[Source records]

----

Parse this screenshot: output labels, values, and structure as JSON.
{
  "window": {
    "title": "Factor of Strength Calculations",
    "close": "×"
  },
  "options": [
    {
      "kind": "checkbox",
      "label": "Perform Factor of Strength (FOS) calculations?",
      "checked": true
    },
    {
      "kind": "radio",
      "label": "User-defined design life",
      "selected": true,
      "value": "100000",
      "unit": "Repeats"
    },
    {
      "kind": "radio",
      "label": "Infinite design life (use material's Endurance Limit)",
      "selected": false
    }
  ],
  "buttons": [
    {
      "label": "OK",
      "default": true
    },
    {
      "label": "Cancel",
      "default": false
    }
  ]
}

----

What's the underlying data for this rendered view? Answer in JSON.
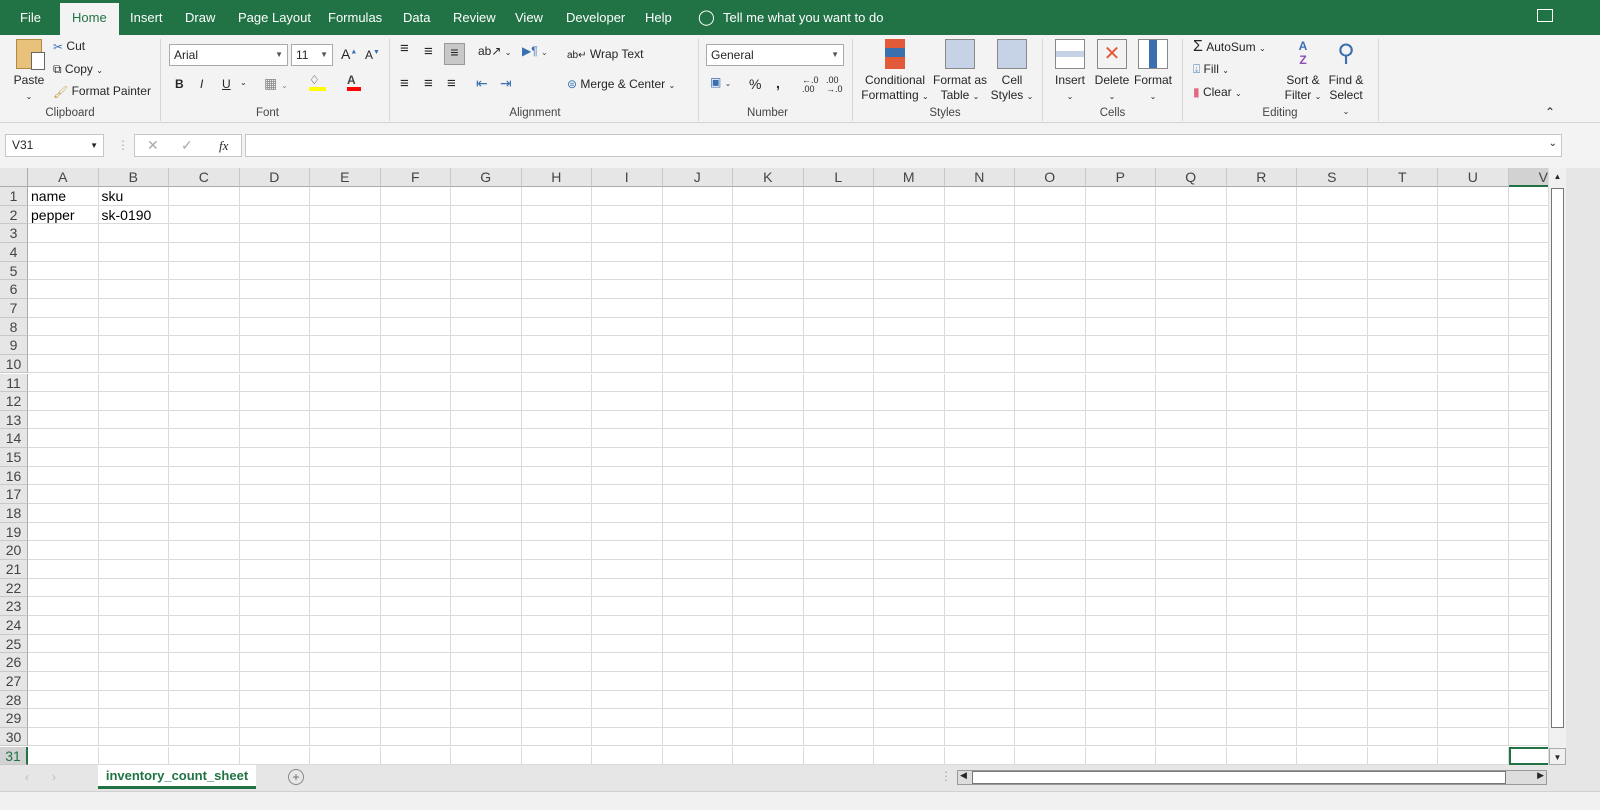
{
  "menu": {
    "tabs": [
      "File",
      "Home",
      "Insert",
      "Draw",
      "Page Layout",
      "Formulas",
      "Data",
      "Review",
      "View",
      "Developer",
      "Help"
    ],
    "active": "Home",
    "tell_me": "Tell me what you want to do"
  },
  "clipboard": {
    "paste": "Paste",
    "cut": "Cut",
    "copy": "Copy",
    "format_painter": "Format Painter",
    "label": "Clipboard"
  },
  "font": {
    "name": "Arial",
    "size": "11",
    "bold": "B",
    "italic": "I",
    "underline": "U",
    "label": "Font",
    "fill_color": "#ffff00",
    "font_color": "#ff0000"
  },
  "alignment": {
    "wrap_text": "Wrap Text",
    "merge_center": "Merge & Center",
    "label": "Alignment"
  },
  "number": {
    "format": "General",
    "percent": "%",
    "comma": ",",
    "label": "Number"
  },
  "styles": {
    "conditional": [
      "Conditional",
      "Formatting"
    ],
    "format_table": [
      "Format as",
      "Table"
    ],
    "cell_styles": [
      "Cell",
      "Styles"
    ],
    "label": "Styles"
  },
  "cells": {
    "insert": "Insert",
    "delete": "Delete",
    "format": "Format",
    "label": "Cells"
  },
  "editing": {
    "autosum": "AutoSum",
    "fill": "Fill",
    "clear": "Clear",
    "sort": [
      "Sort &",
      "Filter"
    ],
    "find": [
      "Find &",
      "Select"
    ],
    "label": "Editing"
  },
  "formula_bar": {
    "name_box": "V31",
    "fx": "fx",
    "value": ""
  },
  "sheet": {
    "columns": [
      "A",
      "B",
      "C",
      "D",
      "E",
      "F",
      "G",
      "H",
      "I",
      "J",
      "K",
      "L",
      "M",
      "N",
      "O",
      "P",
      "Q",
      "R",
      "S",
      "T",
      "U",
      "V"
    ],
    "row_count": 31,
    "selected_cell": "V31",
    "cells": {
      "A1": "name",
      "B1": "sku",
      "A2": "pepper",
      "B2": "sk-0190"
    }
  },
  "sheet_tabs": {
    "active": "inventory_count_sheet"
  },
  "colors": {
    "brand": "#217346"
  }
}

----

[What the exercise asks]:
Show every line from the entries above in which the word "design" appears.

[The solution]:
      "label": "User-defined design life",
      "label": "Infinite design life (use material's Endurance Limit)",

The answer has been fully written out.